Return all the data, word for word.
________________________
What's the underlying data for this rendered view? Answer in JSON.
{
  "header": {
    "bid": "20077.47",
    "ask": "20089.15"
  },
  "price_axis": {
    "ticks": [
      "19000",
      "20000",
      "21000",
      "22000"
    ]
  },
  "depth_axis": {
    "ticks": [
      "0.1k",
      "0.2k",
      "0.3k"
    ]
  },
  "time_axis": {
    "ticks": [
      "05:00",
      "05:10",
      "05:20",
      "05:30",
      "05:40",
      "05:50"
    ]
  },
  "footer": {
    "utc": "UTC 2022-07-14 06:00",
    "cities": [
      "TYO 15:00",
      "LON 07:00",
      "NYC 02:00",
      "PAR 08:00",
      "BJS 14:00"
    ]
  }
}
________________________
Solution to this task>
What's the underlying data for this rendered view? Answer in JSON.
{
  "header": {
    "bid": "20077.47",
    "ask": "20089.15"
  },
  "price_axis": {
    "ticks": [
      "19000",
      "20000",
      "21000",
      "22000"
    ]
  },
  "depth_axis": {
    "ticks": [
      "0.1k",
      "0.2k",
      "0.3k"
    ]
  },
  "time_axis": {
    "ticks": [
      "05:00",
      "05:10",
      "05:20",
      "05:30",
      "05:40",
      "05:50"
    ]
  },
  "footer": {
    "utc": "UTC 2022-07-14 06:00",
    "cities": [
      "TYO 15:00",
      "LON 07:00",
      "NYC 02:00",
      "PAR 08:00",
      "BJS 14:00"
    ]
  }
}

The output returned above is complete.